DATA FOR THE TASK —
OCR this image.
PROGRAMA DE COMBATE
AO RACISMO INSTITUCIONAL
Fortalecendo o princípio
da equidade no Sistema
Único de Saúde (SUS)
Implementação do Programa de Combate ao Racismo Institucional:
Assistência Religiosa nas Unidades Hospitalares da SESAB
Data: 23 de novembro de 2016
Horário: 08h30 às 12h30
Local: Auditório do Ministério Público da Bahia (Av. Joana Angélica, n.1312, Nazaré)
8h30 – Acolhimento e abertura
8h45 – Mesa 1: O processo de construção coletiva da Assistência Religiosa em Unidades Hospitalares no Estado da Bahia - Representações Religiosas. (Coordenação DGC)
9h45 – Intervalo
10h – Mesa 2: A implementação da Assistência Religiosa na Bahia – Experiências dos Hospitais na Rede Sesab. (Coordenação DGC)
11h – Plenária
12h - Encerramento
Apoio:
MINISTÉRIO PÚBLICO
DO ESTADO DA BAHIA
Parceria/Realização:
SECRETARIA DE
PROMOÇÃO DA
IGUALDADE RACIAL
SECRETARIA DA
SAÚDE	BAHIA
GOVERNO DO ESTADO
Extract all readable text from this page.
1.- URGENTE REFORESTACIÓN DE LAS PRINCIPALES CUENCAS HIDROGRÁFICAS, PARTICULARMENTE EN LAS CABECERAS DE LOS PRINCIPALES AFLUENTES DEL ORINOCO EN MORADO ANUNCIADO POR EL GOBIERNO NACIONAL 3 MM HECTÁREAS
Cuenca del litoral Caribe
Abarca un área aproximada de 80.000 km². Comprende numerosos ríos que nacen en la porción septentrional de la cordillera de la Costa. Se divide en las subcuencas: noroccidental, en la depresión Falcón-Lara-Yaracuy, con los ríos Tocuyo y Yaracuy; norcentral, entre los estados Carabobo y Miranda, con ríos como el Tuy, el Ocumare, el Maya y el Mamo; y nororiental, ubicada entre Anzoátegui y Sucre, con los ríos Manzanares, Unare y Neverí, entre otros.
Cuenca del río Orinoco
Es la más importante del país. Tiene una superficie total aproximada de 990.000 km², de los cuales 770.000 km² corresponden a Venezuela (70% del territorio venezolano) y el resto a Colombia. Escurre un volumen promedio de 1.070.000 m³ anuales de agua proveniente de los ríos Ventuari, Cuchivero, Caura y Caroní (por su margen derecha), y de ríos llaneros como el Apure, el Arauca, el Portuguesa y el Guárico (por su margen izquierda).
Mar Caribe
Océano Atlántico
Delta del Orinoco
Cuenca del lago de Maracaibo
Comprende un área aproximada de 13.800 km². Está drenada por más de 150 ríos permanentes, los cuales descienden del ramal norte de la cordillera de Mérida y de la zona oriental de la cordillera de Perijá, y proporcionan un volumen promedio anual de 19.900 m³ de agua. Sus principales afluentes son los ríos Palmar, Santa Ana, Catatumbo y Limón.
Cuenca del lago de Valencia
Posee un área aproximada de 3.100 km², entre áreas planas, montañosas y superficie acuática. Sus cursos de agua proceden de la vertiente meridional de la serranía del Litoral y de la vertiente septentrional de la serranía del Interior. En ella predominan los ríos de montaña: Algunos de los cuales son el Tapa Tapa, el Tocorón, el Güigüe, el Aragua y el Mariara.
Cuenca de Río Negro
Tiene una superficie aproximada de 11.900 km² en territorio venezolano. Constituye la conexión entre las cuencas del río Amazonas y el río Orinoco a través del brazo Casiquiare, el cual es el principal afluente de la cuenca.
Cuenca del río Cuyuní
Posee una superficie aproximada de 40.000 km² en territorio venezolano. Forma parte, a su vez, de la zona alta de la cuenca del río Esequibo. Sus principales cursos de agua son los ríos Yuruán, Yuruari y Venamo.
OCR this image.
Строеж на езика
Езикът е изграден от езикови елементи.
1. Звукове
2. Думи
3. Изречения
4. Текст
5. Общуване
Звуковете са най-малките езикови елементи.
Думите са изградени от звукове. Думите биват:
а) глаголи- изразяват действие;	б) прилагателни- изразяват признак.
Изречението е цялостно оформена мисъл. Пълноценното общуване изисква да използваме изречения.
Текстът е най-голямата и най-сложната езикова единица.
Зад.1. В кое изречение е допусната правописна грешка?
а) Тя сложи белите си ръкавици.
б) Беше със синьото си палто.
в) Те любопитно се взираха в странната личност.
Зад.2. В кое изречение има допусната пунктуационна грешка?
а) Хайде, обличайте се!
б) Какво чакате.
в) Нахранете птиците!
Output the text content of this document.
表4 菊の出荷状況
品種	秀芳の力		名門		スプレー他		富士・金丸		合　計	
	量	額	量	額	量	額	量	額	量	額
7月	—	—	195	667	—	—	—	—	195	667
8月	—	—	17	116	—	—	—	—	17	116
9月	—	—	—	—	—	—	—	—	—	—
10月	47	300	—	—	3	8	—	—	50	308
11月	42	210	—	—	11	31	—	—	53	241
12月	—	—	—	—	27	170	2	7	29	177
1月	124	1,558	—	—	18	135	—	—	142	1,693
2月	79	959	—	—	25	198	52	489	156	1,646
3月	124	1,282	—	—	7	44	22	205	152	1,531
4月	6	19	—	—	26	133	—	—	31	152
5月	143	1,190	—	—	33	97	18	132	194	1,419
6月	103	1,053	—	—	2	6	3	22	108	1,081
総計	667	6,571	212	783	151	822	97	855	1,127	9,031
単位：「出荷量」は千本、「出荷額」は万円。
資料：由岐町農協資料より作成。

GOAL —
Count the lines in the material above where the string "superficie" appears, then state only that count.

TASK ANSWER —
4